EXTRAIT DU TEXTE:

Haïti : 100 jours après l’installation du Conseil Présidentiel de Transition, aucune avancée notable

par Elensky Fragelus

Installé le 25 avril dernier, le CPT compte neuf membres, dont sept votants et deux observateurs, issus de divers rassemblements politiques, de la société civile, de groupes religieux et du secteur privé.

Cent jours après l’installation du Conseil Présidentiel de Transition (CPT), les dossiers prioritaires de la nation n’ont guère avancé. La situation sécuritaire continue de se détériorer à un rythme alarmant, les gangs armés gagnant du terrain chaque jour. De nouveaux quartiers deviennent invivables, les commissariats sont détruits, des bâtiments publics incendiés, tandis que les assassinats, kidnappings et viols se multiplient en toute impunité.

La population haitienne plonge de plus en plus dans une misère atroce avec le ralentissement des activités économiques. Plusieurs grands axes routiers sont sous le contrôle des bandits qui rançonnent chauffeurs et commerçants en établissant des postes de péage illégaux. Parallèlement, les scandales de corruption se multiplient dans l’administration publique et même au sein du CPT, qui aurait dû donner l’exemple en matière de transparence et d’intégrité.

LIGNES:
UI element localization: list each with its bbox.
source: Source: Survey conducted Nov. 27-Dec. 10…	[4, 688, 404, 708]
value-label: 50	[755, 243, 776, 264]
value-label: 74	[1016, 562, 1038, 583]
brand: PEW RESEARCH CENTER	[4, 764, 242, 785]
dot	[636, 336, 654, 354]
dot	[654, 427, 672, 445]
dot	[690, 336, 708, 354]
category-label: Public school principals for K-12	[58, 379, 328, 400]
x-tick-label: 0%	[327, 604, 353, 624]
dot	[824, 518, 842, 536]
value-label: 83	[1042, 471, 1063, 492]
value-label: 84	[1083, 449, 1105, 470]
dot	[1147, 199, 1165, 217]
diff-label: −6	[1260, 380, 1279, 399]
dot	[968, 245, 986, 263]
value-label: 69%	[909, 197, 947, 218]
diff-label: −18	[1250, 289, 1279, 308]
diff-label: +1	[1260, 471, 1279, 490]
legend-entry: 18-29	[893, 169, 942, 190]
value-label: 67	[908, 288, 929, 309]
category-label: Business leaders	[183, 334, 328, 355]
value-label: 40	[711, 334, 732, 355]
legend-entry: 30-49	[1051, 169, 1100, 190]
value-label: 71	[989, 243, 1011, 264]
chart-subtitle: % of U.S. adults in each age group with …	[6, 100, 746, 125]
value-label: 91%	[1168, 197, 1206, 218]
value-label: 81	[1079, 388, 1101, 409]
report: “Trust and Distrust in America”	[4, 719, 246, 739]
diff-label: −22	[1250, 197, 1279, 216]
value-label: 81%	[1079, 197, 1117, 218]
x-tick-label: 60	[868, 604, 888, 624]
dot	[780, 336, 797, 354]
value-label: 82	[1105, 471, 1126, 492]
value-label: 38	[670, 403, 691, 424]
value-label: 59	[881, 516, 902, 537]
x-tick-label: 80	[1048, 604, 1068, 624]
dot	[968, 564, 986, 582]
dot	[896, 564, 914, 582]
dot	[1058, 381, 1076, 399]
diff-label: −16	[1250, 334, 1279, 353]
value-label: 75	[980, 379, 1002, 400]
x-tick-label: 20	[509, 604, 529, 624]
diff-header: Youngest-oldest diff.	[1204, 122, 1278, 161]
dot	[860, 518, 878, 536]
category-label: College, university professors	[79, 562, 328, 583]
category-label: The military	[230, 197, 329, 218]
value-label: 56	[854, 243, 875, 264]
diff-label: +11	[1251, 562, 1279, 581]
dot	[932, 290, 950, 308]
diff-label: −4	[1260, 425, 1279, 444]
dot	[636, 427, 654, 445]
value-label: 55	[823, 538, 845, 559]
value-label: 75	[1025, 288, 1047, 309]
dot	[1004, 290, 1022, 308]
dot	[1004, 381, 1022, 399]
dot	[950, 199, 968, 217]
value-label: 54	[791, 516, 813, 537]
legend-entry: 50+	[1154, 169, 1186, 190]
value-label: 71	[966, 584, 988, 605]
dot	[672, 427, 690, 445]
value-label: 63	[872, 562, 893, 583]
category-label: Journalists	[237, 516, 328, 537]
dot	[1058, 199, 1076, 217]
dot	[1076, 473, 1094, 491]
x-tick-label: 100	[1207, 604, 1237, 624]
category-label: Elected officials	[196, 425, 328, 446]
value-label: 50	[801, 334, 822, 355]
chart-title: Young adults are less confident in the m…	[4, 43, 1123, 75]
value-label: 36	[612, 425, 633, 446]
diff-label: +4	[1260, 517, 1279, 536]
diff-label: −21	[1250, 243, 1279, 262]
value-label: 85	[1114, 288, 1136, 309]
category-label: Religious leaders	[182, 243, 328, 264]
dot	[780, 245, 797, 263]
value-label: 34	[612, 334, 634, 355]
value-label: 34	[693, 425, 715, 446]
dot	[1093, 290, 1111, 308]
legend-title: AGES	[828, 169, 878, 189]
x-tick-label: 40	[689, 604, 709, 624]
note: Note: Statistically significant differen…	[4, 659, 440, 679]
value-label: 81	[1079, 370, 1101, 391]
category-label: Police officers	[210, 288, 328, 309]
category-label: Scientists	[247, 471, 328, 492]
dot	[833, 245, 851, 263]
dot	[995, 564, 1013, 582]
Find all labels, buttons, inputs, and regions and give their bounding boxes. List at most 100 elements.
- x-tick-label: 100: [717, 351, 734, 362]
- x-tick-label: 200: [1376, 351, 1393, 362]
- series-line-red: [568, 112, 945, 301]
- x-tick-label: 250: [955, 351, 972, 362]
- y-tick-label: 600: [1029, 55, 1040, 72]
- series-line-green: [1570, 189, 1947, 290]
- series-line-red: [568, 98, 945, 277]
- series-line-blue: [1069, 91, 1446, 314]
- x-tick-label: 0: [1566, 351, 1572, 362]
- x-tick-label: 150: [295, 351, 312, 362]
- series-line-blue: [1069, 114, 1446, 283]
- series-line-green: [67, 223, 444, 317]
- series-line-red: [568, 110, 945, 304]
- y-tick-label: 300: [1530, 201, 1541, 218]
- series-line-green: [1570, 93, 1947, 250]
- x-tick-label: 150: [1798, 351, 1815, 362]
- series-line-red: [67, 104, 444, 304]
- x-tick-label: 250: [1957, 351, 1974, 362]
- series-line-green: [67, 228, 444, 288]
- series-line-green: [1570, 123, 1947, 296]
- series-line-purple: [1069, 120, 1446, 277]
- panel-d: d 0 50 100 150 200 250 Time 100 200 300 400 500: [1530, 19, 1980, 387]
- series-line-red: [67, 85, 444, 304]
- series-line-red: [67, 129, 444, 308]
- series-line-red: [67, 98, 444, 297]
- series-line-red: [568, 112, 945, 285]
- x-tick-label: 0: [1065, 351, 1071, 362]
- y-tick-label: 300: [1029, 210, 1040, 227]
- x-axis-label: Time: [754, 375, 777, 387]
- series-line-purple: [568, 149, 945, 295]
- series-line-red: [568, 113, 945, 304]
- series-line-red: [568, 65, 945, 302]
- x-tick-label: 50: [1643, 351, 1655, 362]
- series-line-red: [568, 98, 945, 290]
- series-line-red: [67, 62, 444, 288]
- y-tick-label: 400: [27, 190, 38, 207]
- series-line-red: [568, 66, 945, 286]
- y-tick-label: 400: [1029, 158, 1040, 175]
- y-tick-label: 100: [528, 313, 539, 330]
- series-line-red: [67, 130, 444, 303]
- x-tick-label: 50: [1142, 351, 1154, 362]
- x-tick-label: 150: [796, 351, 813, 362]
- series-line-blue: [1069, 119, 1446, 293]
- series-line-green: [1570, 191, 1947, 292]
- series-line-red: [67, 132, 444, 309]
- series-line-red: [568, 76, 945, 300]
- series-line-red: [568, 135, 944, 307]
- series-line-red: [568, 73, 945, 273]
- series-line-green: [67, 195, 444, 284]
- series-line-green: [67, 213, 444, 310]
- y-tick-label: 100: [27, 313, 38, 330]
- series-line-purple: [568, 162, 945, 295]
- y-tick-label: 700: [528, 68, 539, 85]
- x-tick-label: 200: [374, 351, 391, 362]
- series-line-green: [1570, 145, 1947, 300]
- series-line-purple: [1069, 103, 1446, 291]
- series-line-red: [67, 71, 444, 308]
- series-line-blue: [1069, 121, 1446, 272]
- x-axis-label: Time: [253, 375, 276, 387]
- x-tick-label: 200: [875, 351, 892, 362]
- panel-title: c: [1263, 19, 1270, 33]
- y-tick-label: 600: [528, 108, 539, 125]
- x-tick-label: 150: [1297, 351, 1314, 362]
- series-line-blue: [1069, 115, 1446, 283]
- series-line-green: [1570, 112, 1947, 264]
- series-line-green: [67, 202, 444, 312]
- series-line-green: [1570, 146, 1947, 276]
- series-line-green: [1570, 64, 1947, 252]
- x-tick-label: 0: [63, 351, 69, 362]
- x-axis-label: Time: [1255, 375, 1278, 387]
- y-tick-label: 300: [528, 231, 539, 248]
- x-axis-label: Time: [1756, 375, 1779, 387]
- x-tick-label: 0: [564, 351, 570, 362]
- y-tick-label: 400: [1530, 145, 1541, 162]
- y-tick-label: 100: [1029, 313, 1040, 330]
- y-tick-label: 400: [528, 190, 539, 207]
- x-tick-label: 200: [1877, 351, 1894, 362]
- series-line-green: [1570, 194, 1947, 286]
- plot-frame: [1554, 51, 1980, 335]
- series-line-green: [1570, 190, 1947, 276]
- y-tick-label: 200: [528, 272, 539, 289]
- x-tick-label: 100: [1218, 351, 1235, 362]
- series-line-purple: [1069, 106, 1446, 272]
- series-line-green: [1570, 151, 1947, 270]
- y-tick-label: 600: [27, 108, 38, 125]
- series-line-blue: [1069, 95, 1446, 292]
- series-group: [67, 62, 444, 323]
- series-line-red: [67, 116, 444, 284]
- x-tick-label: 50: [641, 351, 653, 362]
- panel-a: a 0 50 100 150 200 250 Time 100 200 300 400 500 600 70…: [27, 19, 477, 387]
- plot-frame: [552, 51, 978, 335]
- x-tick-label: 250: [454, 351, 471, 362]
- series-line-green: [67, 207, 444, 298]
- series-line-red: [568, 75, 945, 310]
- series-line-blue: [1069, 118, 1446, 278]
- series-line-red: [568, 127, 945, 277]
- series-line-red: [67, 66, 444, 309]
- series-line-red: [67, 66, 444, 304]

CONSIGNE 1: D'après l'article sur le Conseil Présidentiel de Transition, de quels milieux viennent les membres du CPT ? Donnez-les tous.
CONSIGNE 2: Rédigez la suite de l'article sur les cent jours du Conseil Présidentiel de Transition en partant de sa dernière phrase.

RÉPONSE ATTENDUE 1:
- divers rassemblements politiques
- la société civile
- des groupes religieux
- le secteur privé

RÉPONSE ATTENDUE 2:
Aucune initiative sérieuse n’a été prise pour sortir Haïti de cette crise. Des entités essentielles prévues par l’accord du 3 avril 2024, telles que le Conseil National de Sécurité et l’Organe de Contrôle de l’Action Gouvernementale (OCAG), n’ont pas vu le jour. La mise en place du Conseil Électoral Provisoire (CEP) a été entamée avec un amateurisme déconcertant, laissant présager que les élections ne se tiendront pas de sitôt. De plus, aucune action n’a été entreprise pour réguler les partis politiques, un pas pourtant crucial pour la stabilité démocratique du pays.

Il semble que les fonctionnaires se contentent de prélever leurs salaires, frais et faux frais, sans bouger le petit doigt. Aucun chantier n’a été mis en route, aucune nouvelle loi n’a été adoptée, et la machine étatique semble dépourvue de gouvernail.

Face à cette situation, une question s’impose : où va cette transition ? Les promesses de réformes et de redressement national semblent bien loin de la réalité actuelle, laissant les citoyens haïtiens dans un désespoir grandissant. L’absence de progrès tangible met sous les feux des projecteurs un pouvoir de transition en perte de direction et de détermination, posant un sérieux doute sur l’avenir immédiat de la nation.